Data excerpts
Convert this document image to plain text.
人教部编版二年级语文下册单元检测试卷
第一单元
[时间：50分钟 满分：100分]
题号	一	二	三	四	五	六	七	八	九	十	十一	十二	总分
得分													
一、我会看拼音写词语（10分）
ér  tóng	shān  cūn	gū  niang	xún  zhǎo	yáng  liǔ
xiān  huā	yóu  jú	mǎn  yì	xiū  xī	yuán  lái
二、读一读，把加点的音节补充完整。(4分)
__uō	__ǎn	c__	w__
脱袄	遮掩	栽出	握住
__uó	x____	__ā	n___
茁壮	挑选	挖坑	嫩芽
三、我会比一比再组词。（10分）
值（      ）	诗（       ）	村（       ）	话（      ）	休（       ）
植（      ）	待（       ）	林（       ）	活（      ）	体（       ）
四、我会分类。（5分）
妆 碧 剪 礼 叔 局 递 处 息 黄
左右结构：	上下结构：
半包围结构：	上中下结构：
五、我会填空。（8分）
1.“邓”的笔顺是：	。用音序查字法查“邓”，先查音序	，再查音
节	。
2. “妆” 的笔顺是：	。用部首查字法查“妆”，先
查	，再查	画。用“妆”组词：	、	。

**TASK BRIEF:**
Which lines in the data above contain "的笔顺是"? Show each one.

**ANSWER FOR THE TASK:**
1.“邓”的笔顺是：	。用音序查字法查“邓”，先查音序	，再查音
2. “妆” 的笔顺是：	。用部首查字法查“妆”，先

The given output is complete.